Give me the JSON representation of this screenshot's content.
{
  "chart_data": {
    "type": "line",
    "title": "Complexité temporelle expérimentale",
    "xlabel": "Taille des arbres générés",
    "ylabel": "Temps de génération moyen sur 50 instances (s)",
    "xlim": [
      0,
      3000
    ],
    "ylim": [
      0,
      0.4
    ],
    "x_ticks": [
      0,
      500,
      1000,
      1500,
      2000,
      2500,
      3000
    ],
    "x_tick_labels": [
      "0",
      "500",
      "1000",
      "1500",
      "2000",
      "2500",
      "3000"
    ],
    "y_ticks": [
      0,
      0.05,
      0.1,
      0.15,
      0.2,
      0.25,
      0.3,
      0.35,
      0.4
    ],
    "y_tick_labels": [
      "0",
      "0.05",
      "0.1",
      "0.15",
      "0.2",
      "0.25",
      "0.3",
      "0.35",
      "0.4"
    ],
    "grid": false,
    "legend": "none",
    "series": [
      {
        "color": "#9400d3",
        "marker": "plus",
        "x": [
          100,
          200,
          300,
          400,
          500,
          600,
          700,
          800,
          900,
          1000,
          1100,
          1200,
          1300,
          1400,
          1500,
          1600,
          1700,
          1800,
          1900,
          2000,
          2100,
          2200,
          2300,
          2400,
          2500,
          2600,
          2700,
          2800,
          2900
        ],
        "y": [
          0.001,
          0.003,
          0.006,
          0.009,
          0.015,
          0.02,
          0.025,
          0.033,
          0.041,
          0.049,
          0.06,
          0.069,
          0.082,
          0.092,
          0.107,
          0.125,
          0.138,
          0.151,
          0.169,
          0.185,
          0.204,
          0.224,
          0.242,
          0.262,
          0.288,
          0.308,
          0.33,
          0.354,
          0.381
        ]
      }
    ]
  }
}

☆ ☆ ☆ ☆ ☆

> Exercise:
All of the material above needs to be retyped word for word.

> Exercise output:
Give me the JSON representation of this screenshot's content.
{
  "chart_data": {
    "type": "line",
    "title": "Complexité temporelle expérimentale",
    "xlabel": "Taille des arbres générés",
    "ylabel": "Temps de génération moyen sur 50 instances (s)",
    "xlim": [
      0,
      3000
    ],
    "ylim": [
      0,
      0.4
    ],
    "x_ticks": [
      0,
      500,
      1000,
      1500,
      2000,
      2500,
      3000
    ],
    "x_tick_labels": [
      "0",
      "500",
      "1000",
      "1500",
      "2000",
      "2500",
      "3000"
    ],
    "y_ticks": [
      0,
      0.05,
      0.1,
      0.15,
      0.2,
      0.25,
      0.3,
      0.35,
      0.4
    ],
    "y_tick_labels": [
      "0",
      "0.05",
      "0.1",
      "0.15",
      "0.2",
      "0.25",
      "0.3",
      "0.35",
      "0.4"
    ],
    "grid": false,
    "legend": "none",
    "series": [
      {
        "color": "#9400d3",
        "marker": "plus",
        "x": [
          100,
          200,
          300,
          400,
          500,
          600,
          700,
          800,
          900,
          1000,
          1100,
          1200,
          1300,
          1400,
          1500,
          1600,
          1700,
          1800,
          1900,
          2000,
          2100,
          2200,
          2300,
          2400,
          2500,
          2600,
          2700,
          2800,
          2900
        ],
        "y": [
          0.001,
          0.003,
          0.006,
          0.009,
          0.015,
          0.02,
          0.025,
          0.033,
          0.041,
          0.049,
          0.06,
          0.069,
          0.082,
          0.092,
          0.107,
          0.125,
          0.138,
          0.151,
          0.169,
          0.185,
          0.204,
          0.224,
          0.242,
          0.262,
          0.288,
          0.308,
          0.33,
          0.354,
          0.381
        ]
      }
    ]
  }
}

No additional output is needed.